* What you need to do
Omit every picture while repeating the entries exactly.

* Excerpted records

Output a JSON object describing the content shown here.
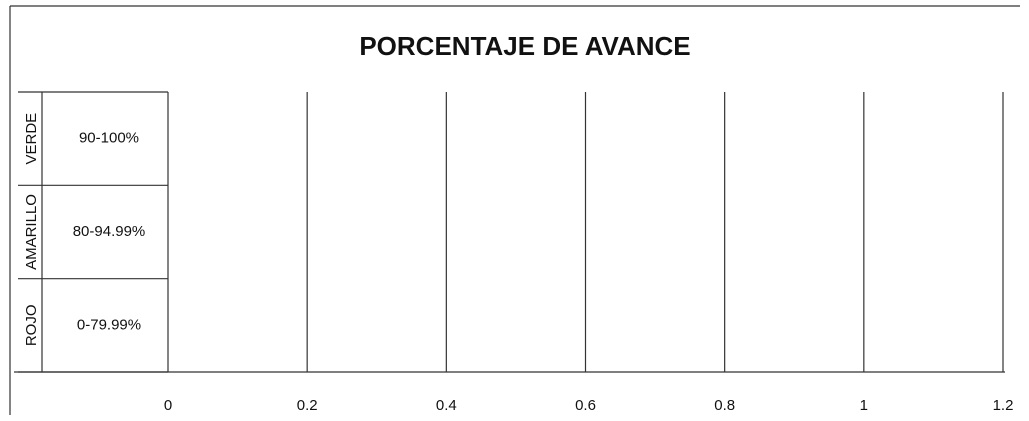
{
  "chart_data": {
    "type": "bar",
    "orientation": "horizontal",
    "title": "PORCENTAJE DE AVANCE",
    "categories": [
      "90-100%",
      "80-94.99%",
      "0-79.99%"
    ],
    "groups": [
      "VERDE",
      "AMARILLO",
      "ROJO"
    ],
    "xlim": [
      0,
      1.2
    ],
    "xticks": [
      0,
      0.2,
      0.4,
      0.6,
      0.8,
      1,
      1.2
    ],
    "grid": true
  }
}
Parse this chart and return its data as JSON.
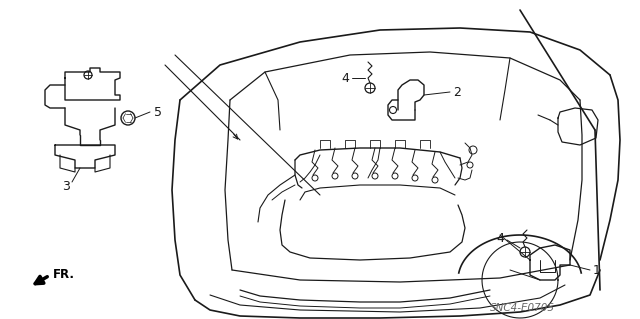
{
  "bg_color": "#ffffff",
  "line_color": "#1a1a1a",
  "diagram_code_id": "SNC4-E0705",
  "figsize": [
    6.4,
    3.19
  ],
  "dpi": 100,
  "label_fontsize": 8.5,
  "code_fontsize": 7.5
}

* Correct response
Output a JSON object describing the content shown here.
{
  "chart_data": {
    "type": "bar",
    "orientation": "horizontal",
    "title": "PORCENTAJE DE AVANCE",
    "categories": [
      "90-100%",
      "80-94.99%",
      "0-79.99%"
    ],
    "groups": [
      "VERDE",
      "AMARILLO",
      "ROJO"
    ],
    "xlim": [
      0,
      1.2
    ],
    "xticks": [
      0,
      0.2,
      0.4,
      0.6,
      0.8,
      1,
      1.2
    ],
    "grid": true
  }
}
Parse this chart and return its data as JSON.
{
  "bg_color": "#ffffff",
  "line_color": "#1a1a1a",
  "diagram_code_id": "SNC4-E0705",
  "figsize": [
    6.4,
    3.19
  ],
  "dpi": 100,
  "label_fontsize": 8.5,
  "code_fontsize": 7.5
}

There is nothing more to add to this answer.